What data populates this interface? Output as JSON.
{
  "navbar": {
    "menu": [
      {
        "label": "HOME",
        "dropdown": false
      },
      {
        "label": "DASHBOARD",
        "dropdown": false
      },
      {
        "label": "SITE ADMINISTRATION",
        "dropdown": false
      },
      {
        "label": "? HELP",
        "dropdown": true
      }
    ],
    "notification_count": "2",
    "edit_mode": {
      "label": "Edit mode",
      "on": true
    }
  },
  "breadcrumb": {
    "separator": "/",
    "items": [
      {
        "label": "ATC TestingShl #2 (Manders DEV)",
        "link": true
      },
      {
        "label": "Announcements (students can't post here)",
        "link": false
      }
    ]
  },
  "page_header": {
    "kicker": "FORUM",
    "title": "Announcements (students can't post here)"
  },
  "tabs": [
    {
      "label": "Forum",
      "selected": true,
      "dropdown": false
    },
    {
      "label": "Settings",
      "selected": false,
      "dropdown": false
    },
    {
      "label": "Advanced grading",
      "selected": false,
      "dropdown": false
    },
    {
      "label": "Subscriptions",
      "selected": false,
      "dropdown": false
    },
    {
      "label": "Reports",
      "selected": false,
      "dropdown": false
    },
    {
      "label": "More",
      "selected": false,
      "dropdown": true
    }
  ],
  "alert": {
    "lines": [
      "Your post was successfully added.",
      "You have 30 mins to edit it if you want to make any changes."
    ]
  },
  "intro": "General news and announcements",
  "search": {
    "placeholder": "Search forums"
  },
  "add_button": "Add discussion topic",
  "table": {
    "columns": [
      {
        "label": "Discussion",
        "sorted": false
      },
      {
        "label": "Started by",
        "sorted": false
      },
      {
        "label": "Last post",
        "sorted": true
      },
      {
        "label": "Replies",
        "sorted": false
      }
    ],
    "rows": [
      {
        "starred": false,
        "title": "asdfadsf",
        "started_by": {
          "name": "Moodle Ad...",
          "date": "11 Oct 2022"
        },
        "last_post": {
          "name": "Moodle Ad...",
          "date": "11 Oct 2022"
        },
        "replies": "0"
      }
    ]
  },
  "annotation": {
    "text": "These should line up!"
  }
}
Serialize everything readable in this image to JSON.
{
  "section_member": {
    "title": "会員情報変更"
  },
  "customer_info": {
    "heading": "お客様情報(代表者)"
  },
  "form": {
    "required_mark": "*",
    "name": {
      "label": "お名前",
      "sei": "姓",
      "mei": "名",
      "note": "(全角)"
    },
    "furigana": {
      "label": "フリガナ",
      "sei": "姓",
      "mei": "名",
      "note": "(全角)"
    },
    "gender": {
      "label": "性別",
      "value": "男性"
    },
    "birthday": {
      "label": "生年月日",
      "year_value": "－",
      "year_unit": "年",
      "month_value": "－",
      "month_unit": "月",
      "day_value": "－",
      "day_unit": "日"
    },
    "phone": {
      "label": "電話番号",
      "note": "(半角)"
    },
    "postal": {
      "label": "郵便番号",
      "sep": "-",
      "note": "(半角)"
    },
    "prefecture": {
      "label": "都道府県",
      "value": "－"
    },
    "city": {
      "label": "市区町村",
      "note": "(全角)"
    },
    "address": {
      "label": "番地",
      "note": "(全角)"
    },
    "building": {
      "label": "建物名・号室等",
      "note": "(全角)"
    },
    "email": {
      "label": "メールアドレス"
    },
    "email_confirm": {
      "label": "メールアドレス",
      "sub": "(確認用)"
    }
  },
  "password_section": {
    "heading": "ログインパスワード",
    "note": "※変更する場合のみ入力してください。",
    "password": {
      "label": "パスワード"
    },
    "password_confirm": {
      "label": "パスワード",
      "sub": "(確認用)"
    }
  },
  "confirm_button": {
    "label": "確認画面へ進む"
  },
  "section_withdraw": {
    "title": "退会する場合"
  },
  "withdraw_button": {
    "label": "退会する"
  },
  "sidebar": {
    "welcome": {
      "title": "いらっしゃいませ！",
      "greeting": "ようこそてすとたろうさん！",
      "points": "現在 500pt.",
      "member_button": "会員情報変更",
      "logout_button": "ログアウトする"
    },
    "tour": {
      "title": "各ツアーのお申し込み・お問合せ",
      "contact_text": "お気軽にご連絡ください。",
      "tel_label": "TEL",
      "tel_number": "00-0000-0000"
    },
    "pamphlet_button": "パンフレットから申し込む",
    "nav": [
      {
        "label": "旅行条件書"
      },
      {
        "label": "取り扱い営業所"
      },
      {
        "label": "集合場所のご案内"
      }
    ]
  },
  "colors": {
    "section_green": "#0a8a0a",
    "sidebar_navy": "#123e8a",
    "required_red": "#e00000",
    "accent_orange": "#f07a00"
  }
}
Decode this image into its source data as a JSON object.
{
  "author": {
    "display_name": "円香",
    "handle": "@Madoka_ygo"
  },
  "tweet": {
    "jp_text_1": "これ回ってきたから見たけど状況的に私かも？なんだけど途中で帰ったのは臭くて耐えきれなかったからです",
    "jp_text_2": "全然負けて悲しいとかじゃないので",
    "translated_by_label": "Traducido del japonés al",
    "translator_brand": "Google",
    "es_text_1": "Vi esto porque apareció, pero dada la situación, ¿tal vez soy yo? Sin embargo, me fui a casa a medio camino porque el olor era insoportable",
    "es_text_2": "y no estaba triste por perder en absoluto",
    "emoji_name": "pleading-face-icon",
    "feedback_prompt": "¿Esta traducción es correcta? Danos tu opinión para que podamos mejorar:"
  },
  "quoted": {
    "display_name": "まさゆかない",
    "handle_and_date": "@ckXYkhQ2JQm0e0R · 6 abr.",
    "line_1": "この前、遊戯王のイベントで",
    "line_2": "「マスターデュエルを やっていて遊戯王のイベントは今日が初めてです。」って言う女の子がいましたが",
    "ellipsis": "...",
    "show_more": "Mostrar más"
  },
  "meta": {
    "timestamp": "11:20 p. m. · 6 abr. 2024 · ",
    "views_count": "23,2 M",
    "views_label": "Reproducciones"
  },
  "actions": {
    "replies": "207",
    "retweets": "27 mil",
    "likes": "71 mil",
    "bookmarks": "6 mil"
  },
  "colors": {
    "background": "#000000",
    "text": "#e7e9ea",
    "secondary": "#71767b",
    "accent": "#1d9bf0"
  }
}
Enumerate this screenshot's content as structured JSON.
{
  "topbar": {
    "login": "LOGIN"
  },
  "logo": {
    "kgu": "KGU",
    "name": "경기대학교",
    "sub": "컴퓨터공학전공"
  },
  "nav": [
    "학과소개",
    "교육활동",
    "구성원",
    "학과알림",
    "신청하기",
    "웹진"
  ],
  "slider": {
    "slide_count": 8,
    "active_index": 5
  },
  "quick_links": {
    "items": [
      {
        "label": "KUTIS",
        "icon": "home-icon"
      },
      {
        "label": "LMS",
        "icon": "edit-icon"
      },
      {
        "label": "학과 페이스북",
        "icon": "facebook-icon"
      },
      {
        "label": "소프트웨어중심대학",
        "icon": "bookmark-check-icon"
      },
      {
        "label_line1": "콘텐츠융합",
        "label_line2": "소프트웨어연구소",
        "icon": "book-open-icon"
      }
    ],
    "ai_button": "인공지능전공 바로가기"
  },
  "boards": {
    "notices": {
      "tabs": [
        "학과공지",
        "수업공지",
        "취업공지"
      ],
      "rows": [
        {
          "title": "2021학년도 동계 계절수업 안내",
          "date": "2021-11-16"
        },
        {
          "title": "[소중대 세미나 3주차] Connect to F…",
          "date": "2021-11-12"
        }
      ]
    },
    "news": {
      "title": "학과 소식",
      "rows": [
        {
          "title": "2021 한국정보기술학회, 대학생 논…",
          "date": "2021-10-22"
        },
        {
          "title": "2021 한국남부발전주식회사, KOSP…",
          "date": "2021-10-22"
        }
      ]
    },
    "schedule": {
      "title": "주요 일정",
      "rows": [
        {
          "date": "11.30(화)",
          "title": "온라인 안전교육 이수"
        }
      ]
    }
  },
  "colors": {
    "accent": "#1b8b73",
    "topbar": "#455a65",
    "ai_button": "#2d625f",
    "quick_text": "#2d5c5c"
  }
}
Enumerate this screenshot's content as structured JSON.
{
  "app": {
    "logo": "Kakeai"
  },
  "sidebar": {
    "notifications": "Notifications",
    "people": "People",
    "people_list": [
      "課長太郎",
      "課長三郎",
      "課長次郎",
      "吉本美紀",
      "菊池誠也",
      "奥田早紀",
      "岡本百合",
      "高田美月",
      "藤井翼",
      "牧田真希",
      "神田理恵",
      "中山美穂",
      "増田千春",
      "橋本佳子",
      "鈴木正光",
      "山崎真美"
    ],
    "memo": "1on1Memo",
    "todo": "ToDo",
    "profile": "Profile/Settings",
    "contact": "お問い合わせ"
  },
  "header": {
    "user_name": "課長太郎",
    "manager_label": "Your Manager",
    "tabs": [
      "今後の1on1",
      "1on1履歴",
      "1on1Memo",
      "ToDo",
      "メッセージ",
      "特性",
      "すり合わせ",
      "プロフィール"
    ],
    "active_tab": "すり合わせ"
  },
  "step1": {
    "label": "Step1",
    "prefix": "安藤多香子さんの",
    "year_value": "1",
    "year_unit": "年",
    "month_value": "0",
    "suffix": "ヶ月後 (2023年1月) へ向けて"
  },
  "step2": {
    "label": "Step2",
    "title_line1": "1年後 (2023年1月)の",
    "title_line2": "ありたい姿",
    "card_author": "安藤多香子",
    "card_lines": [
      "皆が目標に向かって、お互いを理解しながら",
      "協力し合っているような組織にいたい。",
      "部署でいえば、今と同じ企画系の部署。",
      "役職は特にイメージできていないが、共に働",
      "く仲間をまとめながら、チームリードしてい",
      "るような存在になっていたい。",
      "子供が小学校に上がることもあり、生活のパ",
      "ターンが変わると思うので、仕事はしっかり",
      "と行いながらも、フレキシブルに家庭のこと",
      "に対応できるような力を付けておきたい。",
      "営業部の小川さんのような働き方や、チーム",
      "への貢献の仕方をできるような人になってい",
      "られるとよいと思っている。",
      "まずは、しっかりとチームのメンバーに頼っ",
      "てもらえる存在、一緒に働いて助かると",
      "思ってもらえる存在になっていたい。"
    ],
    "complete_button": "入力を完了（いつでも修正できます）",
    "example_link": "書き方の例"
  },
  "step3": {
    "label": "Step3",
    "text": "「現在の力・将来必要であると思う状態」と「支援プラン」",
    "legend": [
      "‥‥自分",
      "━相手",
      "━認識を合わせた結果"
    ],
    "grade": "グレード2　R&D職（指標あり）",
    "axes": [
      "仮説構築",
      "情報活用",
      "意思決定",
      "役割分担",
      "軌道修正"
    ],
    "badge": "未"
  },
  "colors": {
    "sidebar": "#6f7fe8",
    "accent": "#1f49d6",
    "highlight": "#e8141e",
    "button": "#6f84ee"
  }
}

• [Job] Identify the lines that contain the string "here", and copy every one of them.

• [Result of the exercise]
        "label": "Announcements (students can't post here)",
    "title": "Announcements (students can't post here)"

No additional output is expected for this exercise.